■ To be done: Copy each line with the word "houses" in it.

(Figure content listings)
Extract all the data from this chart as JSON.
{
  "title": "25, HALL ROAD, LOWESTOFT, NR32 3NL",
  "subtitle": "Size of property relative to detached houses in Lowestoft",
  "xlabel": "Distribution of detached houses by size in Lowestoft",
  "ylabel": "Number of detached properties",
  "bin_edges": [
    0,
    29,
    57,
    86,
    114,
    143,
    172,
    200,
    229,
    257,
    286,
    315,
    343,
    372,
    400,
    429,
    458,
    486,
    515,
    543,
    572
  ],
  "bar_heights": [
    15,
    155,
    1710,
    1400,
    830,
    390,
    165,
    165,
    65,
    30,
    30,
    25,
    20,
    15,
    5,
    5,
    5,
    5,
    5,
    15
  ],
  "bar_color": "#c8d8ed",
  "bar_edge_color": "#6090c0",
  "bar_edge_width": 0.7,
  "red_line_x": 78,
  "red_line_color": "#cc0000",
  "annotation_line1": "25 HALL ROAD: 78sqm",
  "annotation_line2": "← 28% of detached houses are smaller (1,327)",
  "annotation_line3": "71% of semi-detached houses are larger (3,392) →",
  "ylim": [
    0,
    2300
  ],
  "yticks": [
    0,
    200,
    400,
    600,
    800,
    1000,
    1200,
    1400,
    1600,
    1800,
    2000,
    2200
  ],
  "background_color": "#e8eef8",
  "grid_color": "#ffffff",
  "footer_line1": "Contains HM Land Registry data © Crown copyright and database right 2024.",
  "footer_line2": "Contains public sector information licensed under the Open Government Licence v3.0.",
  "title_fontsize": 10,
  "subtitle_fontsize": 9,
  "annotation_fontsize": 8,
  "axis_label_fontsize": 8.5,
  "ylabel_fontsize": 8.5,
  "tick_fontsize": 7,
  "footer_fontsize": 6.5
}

■ Answer for this exercise:
  "subtitle": "Size of property relative to detached houses in Lowestoft",
  "xlabel": "Distribution of detached houses by size in Lowestoft",
  "annotation_line2": "← 28% of detached houses are smaller (1,327)",
  "annotation_line3": "71% of semi-detached houses are larger (3,392) →",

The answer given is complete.